GOAL:
Write the next part of the post on random walks on expander graphs, picking up right after its last sentence.

>> start PAGE

Expander graphs V: random walks on expanders

Back to expanders again. Today’s post looks at a simple application of expanders, showing that a random walk on an expander graph is likely to quickly escape from any sufficiently small subset of vertices. Intuitively, of course, this result is not surprising, but the exact quantitative form of the result turns out to be extremely useful in the next post, which is about decreasing the number of random bits used by a randomized algorithm.

Note: This post is one in a series introducing one of the deepest ideas in modern computer science, expander graphs. Expanders are one of those powerful ideas that crop up in many apparently unrelated contexts, and that have a phenomenally wide range of uses. The goal of the posts is to explain what an expander is, and to learn just enough about them that we can start to understand some of their amazing uses. The posts require a little background in graph theory, computer science, linear algebra and Markov chains (all at about the level of a first course) to be comprehensible. I am not an expert on expanders, and the posts are just an introduction. They are are mostly based on some very nice 2003 lecture notes by Nati Linial and Avi Wigderson, available on the web at http://www.math.ias.edu/~boaz/ExpanderCourse/.

Random walks on expanders

Many applications of expanders involve doing a random walk on the expander. We start at some chosen vertex, and then repeatedly move to any one of the [tex]d[/tex] neighbours, each time choosing a neighbour uniformly at random, and independently of prior choices.

>> end PAGE
>> start MATERIAL SHOWN

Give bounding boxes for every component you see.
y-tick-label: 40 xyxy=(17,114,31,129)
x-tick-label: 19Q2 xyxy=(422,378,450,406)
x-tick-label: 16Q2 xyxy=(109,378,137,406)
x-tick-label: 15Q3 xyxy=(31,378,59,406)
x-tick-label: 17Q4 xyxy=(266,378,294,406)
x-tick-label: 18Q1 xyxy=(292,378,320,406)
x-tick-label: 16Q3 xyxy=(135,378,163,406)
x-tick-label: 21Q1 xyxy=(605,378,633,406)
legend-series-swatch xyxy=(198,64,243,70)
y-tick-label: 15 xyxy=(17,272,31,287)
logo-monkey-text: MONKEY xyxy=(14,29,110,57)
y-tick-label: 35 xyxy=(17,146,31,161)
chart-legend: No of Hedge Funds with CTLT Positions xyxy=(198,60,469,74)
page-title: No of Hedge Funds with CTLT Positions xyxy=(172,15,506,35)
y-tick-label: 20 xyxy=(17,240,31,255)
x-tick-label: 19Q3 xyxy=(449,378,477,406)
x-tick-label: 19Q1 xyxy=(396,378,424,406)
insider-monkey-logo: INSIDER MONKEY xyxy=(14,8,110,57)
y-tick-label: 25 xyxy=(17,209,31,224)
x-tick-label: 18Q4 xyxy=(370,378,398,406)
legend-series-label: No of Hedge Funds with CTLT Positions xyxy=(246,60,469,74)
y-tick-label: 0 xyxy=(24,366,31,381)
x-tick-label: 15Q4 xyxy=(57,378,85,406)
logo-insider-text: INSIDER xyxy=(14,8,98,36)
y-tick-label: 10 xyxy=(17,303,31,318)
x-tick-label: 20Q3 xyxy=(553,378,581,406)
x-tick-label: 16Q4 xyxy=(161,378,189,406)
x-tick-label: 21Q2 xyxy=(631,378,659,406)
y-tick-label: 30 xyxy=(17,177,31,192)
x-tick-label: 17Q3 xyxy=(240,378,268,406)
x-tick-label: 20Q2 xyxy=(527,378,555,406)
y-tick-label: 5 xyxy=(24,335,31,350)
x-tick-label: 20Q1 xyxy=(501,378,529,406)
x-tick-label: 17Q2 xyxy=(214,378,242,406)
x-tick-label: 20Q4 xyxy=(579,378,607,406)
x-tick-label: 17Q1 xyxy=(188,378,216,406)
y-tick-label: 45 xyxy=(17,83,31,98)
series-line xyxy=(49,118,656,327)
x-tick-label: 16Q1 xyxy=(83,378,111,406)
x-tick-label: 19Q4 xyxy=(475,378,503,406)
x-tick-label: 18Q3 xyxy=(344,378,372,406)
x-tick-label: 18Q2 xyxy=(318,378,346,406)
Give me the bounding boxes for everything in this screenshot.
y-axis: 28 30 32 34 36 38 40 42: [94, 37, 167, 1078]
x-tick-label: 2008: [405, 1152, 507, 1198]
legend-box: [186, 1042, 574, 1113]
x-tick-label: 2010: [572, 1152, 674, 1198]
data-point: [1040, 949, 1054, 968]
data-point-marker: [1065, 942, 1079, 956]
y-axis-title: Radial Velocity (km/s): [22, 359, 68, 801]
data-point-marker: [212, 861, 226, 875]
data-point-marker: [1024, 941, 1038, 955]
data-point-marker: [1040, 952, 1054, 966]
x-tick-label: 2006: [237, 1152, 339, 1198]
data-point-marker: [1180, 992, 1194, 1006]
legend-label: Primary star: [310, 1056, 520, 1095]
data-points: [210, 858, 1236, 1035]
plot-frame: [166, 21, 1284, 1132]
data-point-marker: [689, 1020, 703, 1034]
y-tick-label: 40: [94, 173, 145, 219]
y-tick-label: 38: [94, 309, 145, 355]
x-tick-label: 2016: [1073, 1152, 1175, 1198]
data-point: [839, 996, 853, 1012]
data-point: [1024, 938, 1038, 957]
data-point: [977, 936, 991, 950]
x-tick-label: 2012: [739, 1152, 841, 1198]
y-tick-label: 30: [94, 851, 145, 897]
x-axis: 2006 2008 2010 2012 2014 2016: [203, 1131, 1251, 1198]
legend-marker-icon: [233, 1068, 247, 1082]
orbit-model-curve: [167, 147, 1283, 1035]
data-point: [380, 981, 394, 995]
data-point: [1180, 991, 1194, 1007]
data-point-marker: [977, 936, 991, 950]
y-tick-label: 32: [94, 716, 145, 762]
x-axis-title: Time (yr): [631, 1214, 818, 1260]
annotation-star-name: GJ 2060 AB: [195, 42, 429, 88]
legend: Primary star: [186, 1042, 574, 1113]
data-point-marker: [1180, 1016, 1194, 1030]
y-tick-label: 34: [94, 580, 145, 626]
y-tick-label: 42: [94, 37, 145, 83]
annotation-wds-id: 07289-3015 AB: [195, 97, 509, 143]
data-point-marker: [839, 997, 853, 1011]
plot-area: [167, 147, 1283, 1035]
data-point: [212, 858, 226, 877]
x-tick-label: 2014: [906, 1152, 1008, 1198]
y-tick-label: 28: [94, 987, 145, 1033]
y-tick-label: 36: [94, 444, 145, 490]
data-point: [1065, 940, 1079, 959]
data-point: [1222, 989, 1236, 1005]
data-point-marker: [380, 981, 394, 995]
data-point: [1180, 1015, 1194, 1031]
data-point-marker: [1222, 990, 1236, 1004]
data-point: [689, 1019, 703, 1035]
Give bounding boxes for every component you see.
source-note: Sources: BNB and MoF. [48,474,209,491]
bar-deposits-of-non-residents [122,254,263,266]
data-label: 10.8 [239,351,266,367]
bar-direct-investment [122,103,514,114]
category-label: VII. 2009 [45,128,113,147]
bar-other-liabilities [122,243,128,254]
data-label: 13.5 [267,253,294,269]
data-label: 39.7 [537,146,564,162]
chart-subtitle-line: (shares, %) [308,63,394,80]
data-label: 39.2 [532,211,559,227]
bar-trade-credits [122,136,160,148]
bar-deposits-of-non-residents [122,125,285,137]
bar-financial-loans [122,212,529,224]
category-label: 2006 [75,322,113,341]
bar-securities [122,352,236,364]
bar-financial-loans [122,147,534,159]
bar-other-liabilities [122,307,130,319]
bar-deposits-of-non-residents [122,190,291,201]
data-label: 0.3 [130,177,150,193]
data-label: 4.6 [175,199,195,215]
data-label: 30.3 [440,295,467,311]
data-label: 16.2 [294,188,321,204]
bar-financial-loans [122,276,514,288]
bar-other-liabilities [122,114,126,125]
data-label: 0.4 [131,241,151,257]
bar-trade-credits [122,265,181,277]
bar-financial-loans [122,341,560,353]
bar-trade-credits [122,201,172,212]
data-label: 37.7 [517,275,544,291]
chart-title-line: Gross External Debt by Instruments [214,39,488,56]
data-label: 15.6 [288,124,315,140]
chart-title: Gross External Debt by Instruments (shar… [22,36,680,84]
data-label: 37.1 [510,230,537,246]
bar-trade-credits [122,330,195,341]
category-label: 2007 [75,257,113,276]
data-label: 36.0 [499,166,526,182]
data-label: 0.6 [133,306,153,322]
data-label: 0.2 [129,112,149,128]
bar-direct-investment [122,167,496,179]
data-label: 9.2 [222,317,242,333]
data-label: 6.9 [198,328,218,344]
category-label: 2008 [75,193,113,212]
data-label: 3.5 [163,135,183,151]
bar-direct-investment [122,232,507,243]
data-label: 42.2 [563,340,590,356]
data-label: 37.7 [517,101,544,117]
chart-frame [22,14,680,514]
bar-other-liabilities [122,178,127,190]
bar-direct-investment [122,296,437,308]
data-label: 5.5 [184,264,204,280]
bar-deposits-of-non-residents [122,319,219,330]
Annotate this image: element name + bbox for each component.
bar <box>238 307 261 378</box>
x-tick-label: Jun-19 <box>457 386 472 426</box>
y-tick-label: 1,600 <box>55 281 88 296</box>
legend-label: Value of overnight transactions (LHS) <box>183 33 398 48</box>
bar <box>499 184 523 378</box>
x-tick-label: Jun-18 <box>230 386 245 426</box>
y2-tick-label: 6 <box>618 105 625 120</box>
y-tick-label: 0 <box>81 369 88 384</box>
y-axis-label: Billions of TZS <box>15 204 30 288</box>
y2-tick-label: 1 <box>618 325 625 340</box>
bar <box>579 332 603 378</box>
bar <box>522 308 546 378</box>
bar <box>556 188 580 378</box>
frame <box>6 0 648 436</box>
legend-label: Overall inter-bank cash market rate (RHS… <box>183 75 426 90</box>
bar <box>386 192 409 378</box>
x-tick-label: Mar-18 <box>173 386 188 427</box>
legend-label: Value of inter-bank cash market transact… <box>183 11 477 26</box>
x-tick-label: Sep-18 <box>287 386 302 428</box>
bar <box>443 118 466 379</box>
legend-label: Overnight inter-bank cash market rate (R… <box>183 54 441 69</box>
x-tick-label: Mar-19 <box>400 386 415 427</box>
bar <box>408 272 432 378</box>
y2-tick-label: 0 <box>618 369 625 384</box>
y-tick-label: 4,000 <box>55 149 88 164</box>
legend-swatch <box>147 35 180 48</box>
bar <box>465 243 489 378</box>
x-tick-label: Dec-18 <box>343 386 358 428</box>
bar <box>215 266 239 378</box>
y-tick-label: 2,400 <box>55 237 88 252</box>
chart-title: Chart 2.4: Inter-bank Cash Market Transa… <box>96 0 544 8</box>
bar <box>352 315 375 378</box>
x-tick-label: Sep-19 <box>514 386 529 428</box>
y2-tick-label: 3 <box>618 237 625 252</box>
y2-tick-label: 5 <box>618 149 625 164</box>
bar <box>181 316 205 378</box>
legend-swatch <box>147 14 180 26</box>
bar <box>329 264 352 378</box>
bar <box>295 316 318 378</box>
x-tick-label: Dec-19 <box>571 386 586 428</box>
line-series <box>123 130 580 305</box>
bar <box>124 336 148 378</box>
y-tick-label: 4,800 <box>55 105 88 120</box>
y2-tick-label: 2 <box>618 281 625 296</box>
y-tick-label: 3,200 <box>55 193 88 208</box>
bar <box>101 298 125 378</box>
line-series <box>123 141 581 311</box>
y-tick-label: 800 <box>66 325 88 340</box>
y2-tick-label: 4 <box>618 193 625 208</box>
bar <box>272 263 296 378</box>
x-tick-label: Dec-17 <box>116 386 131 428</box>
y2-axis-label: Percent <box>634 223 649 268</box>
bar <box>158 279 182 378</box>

>> end MATERIAL SHOWN

ANSWER:
To describe this random walk, suppose at some given time we have a probability distribution [tex]p[/tex] describing the probability of being at any given vertex in the graph [tex]G[/tex]. We then apply one step of the random walk procedure described above, i.e., selecting a neighbour of the current vertex uniformly at random. The updated probability distribution is easily verified to be:

[tex] \tilde p = \frac{A(G)}{d} p. [/tex]

That is, the Markov transition matrix describing this random walk is just [tex]\hat A(G) \equiv A(G)/d[/tex], i.e., up to a constant of proportionality the transition matrix is just the adjacency matrix. This relationship between the adjacency matrix and random walks opens up a whole new world of connections between graphs and Markov chains.

One of the most important connections is between the eigenvalues of Markov transition matrices and the rate at which the Markov chain converges to its stationary distribution. In particular, the following beautiful theorem tells us that when the uniform distribution is a stationary distribution for the chain, then the Markov chain converges to the uniform distribution exponentially quickly, at a rate determined by the second largest eigenvalue of [tex]M[/tex].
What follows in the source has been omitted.